Data items:
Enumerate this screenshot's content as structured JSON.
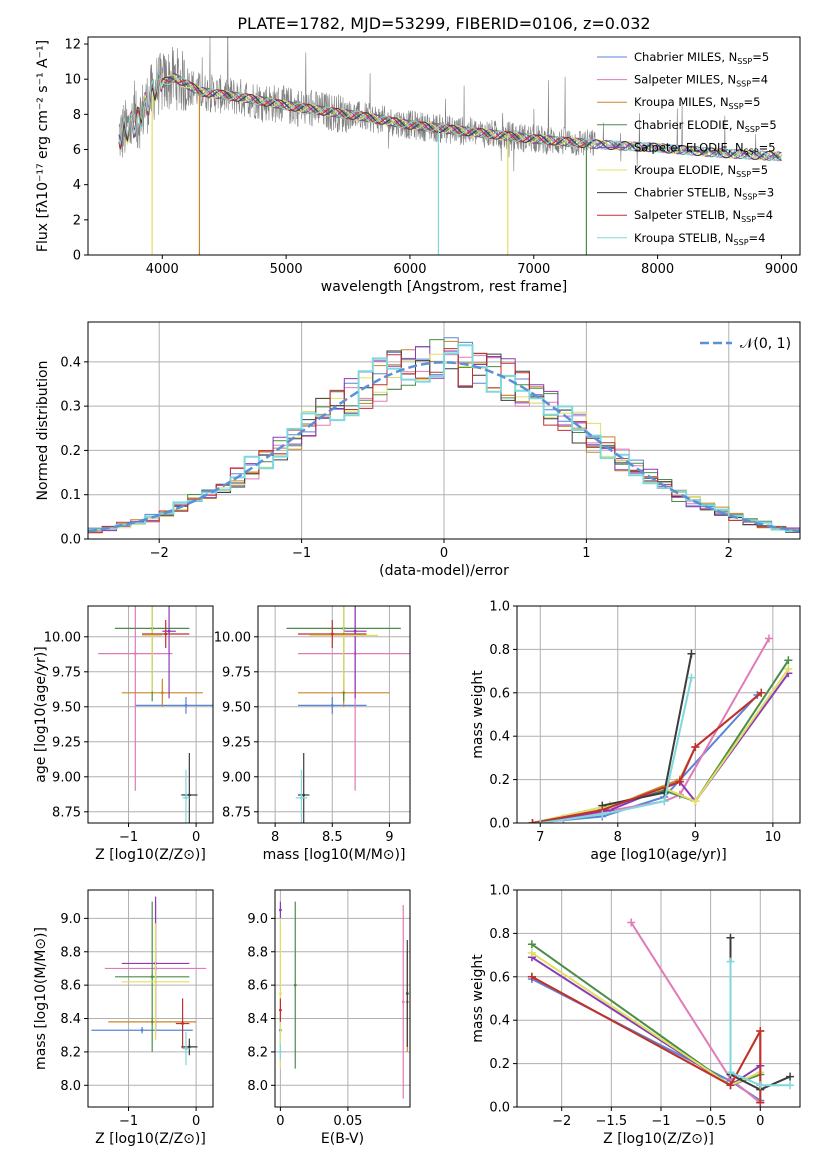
{
  "chart_data": [
    {
      "type": "line",
      "id": "spectrum",
      "title": "PLATE=1782, MJD=53299, FIBERID=0106, z=0.032",
      "xlabel": "wavelength [Angstrom, rest frame]",
      "ylabel": "Flux [fλ10⁻¹⁷ erg cm⁻² s⁻¹ A⁻¹]",
      "xlim": [
        3400,
        9150
      ],
      "ylim": [
        0,
        12.4
      ],
      "xticks": [
        4000,
        5000,
        6000,
        7000,
        8000,
        9000
      ],
      "yticks": [
        0,
        2,
        4,
        6,
        8,
        10,
        12
      ],
      "grid": false,
      "legend_position": "top-right",
      "data_color": "#808080",
      "continuum": [
        [
          3650,
          6.8
        ],
        [
          3800,
          7.6
        ],
        [
          3950,
          9.6
        ],
        [
          4100,
          10.1
        ],
        [
          4300,
          9.3
        ],
        [
          4500,
          9.1
        ],
        [
          4700,
          8.9
        ],
        [
          5000,
          8.5
        ],
        [
          5300,
          8.2
        ],
        [
          5600,
          7.9
        ],
        [
          6000,
          7.4
        ],
        [
          6500,
          7.0
        ],
        [
          7000,
          6.6
        ],
        [
          7500,
          6.3
        ],
        [
          8000,
          6.1
        ],
        [
          8500,
          5.8
        ],
        [
          9000,
          5.6
        ]
      ],
      "model_dips": [
        {
          "series": 5,
          "x": 3918,
          "y": 0
        },
        {
          "series": 2,
          "x": 4300,
          "y": 0
        },
        {
          "series": 8,
          "x": 6230,
          "y": 0
        },
        {
          "series": 5,
          "x": 6790,
          "y": 0
        },
        {
          "series": 3,
          "x": 7425,
          "y": 0
        }
      ],
      "series": [
        {
          "name": "Chabrier MILES, N",
          "sub": "SSP",
          "suffix": "=5",
          "color": "#5a84d8"
        },
        {
          "name": "Salpeter MILES, N",
          "sub": "SSP",
          "suffix": "=4",
          "color": "#e07ab8"
        },
        {
          "name": "Kroupa MILES, N",
          "sub": "SSP",
          "suffix": "=5",
          "color": "#c8862a"
        },
        {
          "name": "Chabrier ELODIE, N",
          "sub": "SSP",
          "suffix": "=5",
          "color": "#4a8c4a"
        },
        {
          "name": "Salpeter ELODIE, N",
          "sub": "SSP",
          "suffix": "=5",
          "color": "#8a3ab8"
        },
        {
          "name": "Kroupa ELODIE, N",
          "sub": "SSP",
          "suffix": "=5",
          "color": "#e0e060"
        },
        {
          "name": "Chabrier STELIB, N",
          "sub": "SSP",
          "suffix": "=3",
          "color": "#3c3c3c"
        },
        {
          "name": "Salpeter STELIB, N",
          "sub": "SSP",
          "suffix": "=4",
          "color": "#c03030"
        },
        {
          "name": "Kroupa STELIB, N",
          "sub": "SSP",
          "suffix": "=4",
          "color": "#7fd8dc"
        }
      ]
    },
    {
      "type": "line",
      "id": "residuals",
      "xlabel": "(data-model)/error",
      "ylabel": "Normed distribution",
      "xlim": [
        -2.5,
        2.5
      ],
      "ylim": [
        0,
        0.49
      ],
      "xticks": [
        -2,
        -1,
        0,
        1,
        2
      ],
      "yticks": [
        0.0,
        0.1,
        0.2,
        0.3,
        0.4
      ],
      "grid": true,
      "legend_position": "top-right",
      "legend_label": "𝒩(0, 1)",
      "normal_color": "#5a90d8",
      "bin_width": 0.1,
      "hist_base": [
        0.025,
        0.03,
        0.035,
        0.04,
        0.045,
        0.05,
        0.055,
        0.06,
        0.065,
        0.075,
        0.085,
        0.095,
        0.105,
        0.115,
        0.13,
        0.14,
        0.155,
        0.17,
        0.185,
        0.205,
        0.225,
        0.245,
        0.265,
        0.285,
        0.305,
        0.32,
        0.335,
        0.35,
        0.365,
        0.375,
        0.385,
        0.39,
        0.395,
        0.4,
        0.4,
        0.398,
        0.395,
        0.39,
        0.385,
        0.378,
        0.37,
        0.36,
        0.35,
        0.34,
        0.325,
        0.31,
        0.295,
        0.28,
        0.26,
        0.245,
        0.23,
        0.215,
        0.2,
        0.185,
        0.17,
        0.155,
        0.14,
        0.125,
        0.115,
        0.105,
        0.095,
        0.085,
        0.075,
        0.065,
        0.058,
        0.05,
        0.045,
        0.04,
        0.035,
        0.03,
        0.025,
        0.022,
        0.02,
        0.018,
        0.016,
        0.015,
        0.014,
        0.013,
        0.012,
        0.011,
        0.01,
        0.01,
        0.01,
        0.01,
        0.01,
        0.01,
        0.01,
        0.01,
        0.01,
        0.01,
        0.01,
        0.01,
        0.01,
        0.01,
        0.01,
        0.01,
        0.01,
        0.01,
        0.01,
        0.01
      ],
      "hist_start": -2.5
    },
    {
      "type": "scatter",
      "id": "age-vs-z",
      "xlabel": "Z [log10(Z/Z⊙)]",
      "ylabel": "age  [log10(age/yr)]",
      "xlim": [
        -1.6,
        0.25
      ],
      "ylim": [
        8.67,
        10.22
      ],
      "xticks": [
        -1,
        0
      ],
      "yticks": [
        8.75,
        9.0,
        9.25,
        9.5,
        9.75,
        10.0
      ],
      "grid": true,
      "points": [
        {
          "s": 0,
          "x": -0.15,
          "y": 9.51,
          "xerr": 0.75,
          "yerr": 0.06
        },
        {
          "s": 1,
          "x": -0.9,
          "y": 9.88,
          "xerr": 0.55,
          "yerr": 0.98
        },
        {
          "s": 2,
          "x": -0.5,
          "y": 9.6,
          "xerr": 0.6,
          "yerr": 0.1
        },
        {
          "s": 3,
          "x": -0.65,
          "y": 10.06,
          "xerr": 0.55,
          "yerr": 0.52
        },
        {
          "s": 4,
          "x": -0.4,
          "y": 10.04,
          "xerr": 0.1,
          "yerr": 0.48
        },
        {
          "s": 5,
          "x": -0.65,
          "y": 10.01,
          "xerr": 0.15,
          "yerr": 0.4
        },
        {
          "s": 6,
          "x": -0.1,
          "y": 8.87,
          "xerr": 0.12,
          "yerr": 0.3
        },
        {
          "s": 7,
          "x": -0.45,
          "y": 10.02,
          "xerr": 0.35,
          "yerr": 0.1
        },
        {
          "s": 8,
          "x": -0.15,
          "y": 8.85,
          "xerr": 0.05,
          "yerr": 0.2
        }
      ]
    },
    {
      "type": "scatter",
      "id": "age-vs-mass",
      "xlabel": "mass [log10(M/M⊙)]",
      "ylabel": "",
      "xlim": [
        7.85,
        9.18
      ],
      "ylim": [
        8.67,
        10.22
      ],
      "xticks": [
        8.0,
        8.5,
        9.0
      ],
      "yticks": [
        8.75,
        9.0,
        9.25,
        9.5,
        9.75,
        10.0
      ],
      "grid": true,
      "points": [
        {
          "s": 0,
          "x": 8.5,
          "y": 9.51,
          "xerr": 0.3,
          "yerr": 0.06
        },
        {
          "s": 1,
          "x": 8.7,
          "y": 9.88,
          "xerr": 0.5,
          "yerr": 0.98
        },
        {
          "s": 2,
          "x": 8.6,
          "y": 9.6,
          "xerr": 0.4,
          "yerr": 0.1
        },
        {
          "s": 3,
          "x": 8.6,
          "y": 10.06,
          "xerr": 0.5,
          "yerr": 0.52
        },
        {
          "s": 4,
          "x": 8.7,
          "y": 10.04,
          "xerr": 0.1,
          "yerr": 0.48
        },
        {
          "s": 5,
          "x": 8.6,
          "y": 10.01,
          "xerr": 0.3,
          "yerr": 0.4
        },
        {
          "s": 6,
          "x": 8.25,
          "y": 8.87,
          "xerr": 0.05,
          "yerr": 0.3
        },
        {
          "s": 7,
          "x": 8.5,
          "y": 10.02,
          "xerr": 0.3,
          "yerr": 0.1
        },
        {
          "s": 8,
          "x": 8.23,
          "y": 8.85,
          "xerr": 0.05,
          "yerr": 0.2
        }
      ]
    },
    {
      "type": "line",
      "id": "massweight-vs-age",
      "xlabel": "age  [log10(age/yr)]",
      "ylabel": "mass weight",
      "xlim": [
        6.7,
        10.35
      ],
      "ylim": [
        0,
        1
      ],
      "xticks": [
        7,
        8,
        9,
        10
      ],
      "yticks": [
        0.0,
        0.2,
        0.4,
        0.6,
        0.8,
        1.0
      ],
      "grid": true,
      "series_points": [
        {
          "s": 0,
          "pts": [
            [
              6.9,
              0.0
            ],
            [
              7.8,
              0.03
            ],
            [
              8.6,
              0.12
            ],
            [
              9.8,
              0.59
            ]
          ]
        },
        {
          "s": 1,
          "pts": [
            [
              7.3,
              0.02
            ],
            [
              8.6,
              0.1
            ],
            [
              8.8,
              0.13
            ],
            [
              9.95,
              0.85
            ]
          ]
        },
        {
          "s": 2,
          "pts": [
            [
              7.0,
              0.0
            ],
            [
              7.8,
              0.06
            ],
            [
              8.8,
              0.2
            ],
            [
              9.0,
              0.35
            ],
            [
              9.85,
              0.6
            ]
          ]
        },
        {
          "s": 3,
          "pts": [
            [
              6.9,
              0.0
            ],
            [
              7.9,
              0.08
            ],
            [
              8.6,
              0.15
            ],
            [
              9.0,
              0.1
            ],
            [
              10.2,
              0.75
            ]
          ]
        },
        {
          "s": 4,
          "pts": [
            [
              6.9,
              0.0
            ],
            [
              7.9,
              0.06
            ],
            [
              8.8,
              0.19
            ],
            [
              9.0,
              0.1
            ],
            [
              10.2,
              0.69
            ]
          ]
        },
        {
          "s": 5,
          "pts": [
            [
              6.9,
              0.0
            ],
            [
              7.9,
              0.08
            ],
            [
              8.6,
              0.16
            ],
            [
              9.0,
              0.1
            ],
            [
              10.2,
              0.71
            ]
          ]
        },
        {
          "s": 6,
          "pts": [
            [
              7.8,
              0.08
            ],
            [
              8.6,
              0.14
            ],
            [
              8.95,
              0.78
            ]
          ]
        },
        {
          "s": 7,
          "pts": [
            [
              6.9,
              0.0
            ],
            [
              7.8,
              0.06
            ],
            [
              8.8,
              0.19
            ],
            [
              9.0,
              0.35
            ],
            [
              9.85,
              0.6
            ]
          ]
        },
        {
          "s": 8,
          "pts": [
            [
              7.0,
              0.0
            ],
            [
              7.8,
              0.04
            ],
            [
              8.6,
              0.1
            ],
            [
              8.95,
              0.67
            ]
          ]
        }
      ]
    },
    {
      "type": "scatter",
      "id": "mass-vs-z",
      "xlabel": "Z [log10(Z/Z⊙)]",
      "ylabel": "mass [log10(M/M⊙)]",
      "xlim": [
        -1.6,
        0.25
      ],
      "ylim": [
        7.87,
        9.17
      ],
      "xticks": [
        -1,
        0
      ],
      "yticks": [
        8.0,
        8.2,
        8.4,
        8.6,
        8.8,
        9.0
      ],
      "grid": true,
      "points": [
        {
          "s": 0,
          "x": -0.8,
          "y": 8.33,
          "xerr": 0.75,
          "yerr": 0.02
        },
        {
          "s": 1,
          "x": -0.6,
          "y": 8.7,
          "xerr": 0.75,
          "yerr": 0.4
        },
        {
          "s": 2,
          "x": -0.65,
          "y": 8.38,
          "xerr": 0.65,
          "yerr": 0.02
        },
        {
          "s": 3,
          "x": -0.65,
          "y": 8.65,
          "xerr": 0.55,
          "yerr": 0.45
        },
        {
          "s": 4,
          "x": -0.6,
          "y": 8.73,
          "xerr": 0.5,
          "yerr": 0.4
        },
        {
          "s": 5,
          "x": -0.6,
          "y": 8.62,
          "xerr": 0.5,
          "yerr": 0.35
        },
        {
          "s": 6,
          "x": -0.1,
          "y": 8.23,
          "xerr": 0.12,
          "yerr": 0.05
        },
        {
          "s": 7,
          "x": -0.2,
          "y": 8.37,
          "xerr": 0.1,
          "yerr": 0.15
        },
        {
          "s": 8,
          "x": -0.15,
          "y": 8.22,
          "xerr": 0.05,
          "yerr": 0.1
        }
      ]
    },
    {
      "type": "scatter",
      "id": "mass-vs-ebv",
      "xlabel": "E(B-V)",
      "ylabel": "",
      "xlim": [
        -0.004,
        0.096
      ],
      "ylim": [
        7.87,
        9.17
      ],
      "xticks": [
        0.0,
        0.05
      ],
      "yticks": [
        8.0,
        8.2,
        8.4,
        8.6,
        8.8,
        9.0
      ],
      "grid": true,
      "points": [
        {
          "s": 0,
          "x": 0.0,
          "y": 8.33,
          "xerr": 0,
          "yerr": 0.1
        },
        {
          "s": 1,
          "x": 0.091,
          "y": 8.5,
          "xerr": 0,
          "yerr": 0.58
        },
        {
          "s": 2,
          "x": 0.094,
          "y": 8.5,
          "xerr": 0,
          "yerr": 0.3
        },
        {
          "s": 3,
          "x": 0.011,
          "y": 8.6,
          "xerr": 0,
          "yerr": 0.5
        },
        {
          "s": 4,
          "x": 0.0,
          "y": 9.05,
          "xerr": 0,
          "yerr": 0.05
        },
        {
          "s": 5,
          "x": 0.0,
          "y": 8.55,
          "xerr": 0,
          "yerr": 0.45
        },
        {
          "s": 6,
          "x": 0.094,
          "y": 8.55,
          "xerr": 0,
          "yerr": 0.32
        },
        {
          "s": 7,
          "x": 0.0,
          "y": 8.45,
          "xerr": 0,
          "yerr": 0.07
        },
        {
          "s": 8,
          "x": 0.0,
          "y": 8.2,
          "xerr": 0,
          "yerr": 0.05
        }
      ]
    },
    {
      "type": "line",
      "id": "massweight-vs-z",
      "xlabel": "Z [log10(Z/Z⊙)]",
      "ylabel": "mass weight",
      "xlim": [
        -2.45,
        0.4
      ],
      "ylim": [
        0,
        1
      ],
      "xticks": [
        -2.0,
        -1.5,
        -1.0,
        -0.5,
        0.0
      ],
      "yticks": [
        0.0,
        0.2,
        0.4,
        0.6,
        0.8,
        1.0
      ],
      "grid": true,
      "series_points": [
        {
          "s": 0,
          "pts": [
            [
              -2.3,
              0.59
            ],
            [
              -0.3,
              0.12
            ],
            [
              0.0,
              0.03
            ]
          ]
        },
        {
          "s": 1,
          "pts": [
            [
              -1.3,
              0.85
            ],
            [
              -0.3,
              0.13
            ],
            [
              0.0,
              0.02
            ]
          ]
        },
        {
          "s": 2,
          "pts": [
            [
              -2.3,
              0.6
            ],
            [
              -0.3,
              0.1
            ],
            [
              0.0,
              0.35
            ],
            [
              0.0,
              0.02
            ]
          ]
        },
        {
          "s": 3,
          "pts": [
            [
              -2.3,
              0.75
            ],
            [
              -0.3,
              0.1
            ],
            [
              0.0,
              0.15
            ]
          ]
        },
        {
          "s": 4,
          "pts": [
            [
              -2.3,
              0.69
            ],
            [
              -0.3,
              0.1
            ],
            [
              0.0,
              0.19
            ]
          ]
        },
        {
          "s": 5,
          "pts": [
            [
              -2.3,
              0.71
            ],
            [
              -0.3,
              0.1
            ],
            [
              0.0,
              0.16
            ]
          ]
        },
        {
          "s": 6,
          "pts": [
            [
              -0.3,
              0.78
            ],
            [
              -0.3,
              0.15
            ],
            [
              0.0,
              0.08
            ],
            [
              0.3,
              0.14
            ]
          ]
        },
        {
          "s": 7,
          "pts": [
            [
              -2.3,
              0.6
            ],
            [
              -0.3,
              0.1
            ],
            [
              0.0,
              0.35
            ],
            [
              0.0,
              0.02
            ]
          ]
        },
        {
          "s": 8,
          "pts": [
            [
              -0.3,
              0.67
            ],
            [
              -0.3,
              0.16
            ],
            [
              0.0,
              0.1
            ],
            [
              0.3,
              0.1
            ]
          ]
        }
      ]
    }
  ]
}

• REQUIREMENTS
Go through the data and gather every line that holds "xlabel".

• THE RESPONSE
      "xlabel": "wavelength [Angstrom, rest frame]",
      "xlabel": "(data-model)/error",
      "xlabel": "Z [log10(Z/Z⊙)]",
      "xlabel": "mass [log10(M/M⊙)]",
      "xlabel": "age  [log10(age/yr)]",
      "xlabel": "Z [log10(Z/Z⊙)]",
      "xlabel": "E(B-V)",
      "xlabel": "Z [log10(Z/Z⊙)]",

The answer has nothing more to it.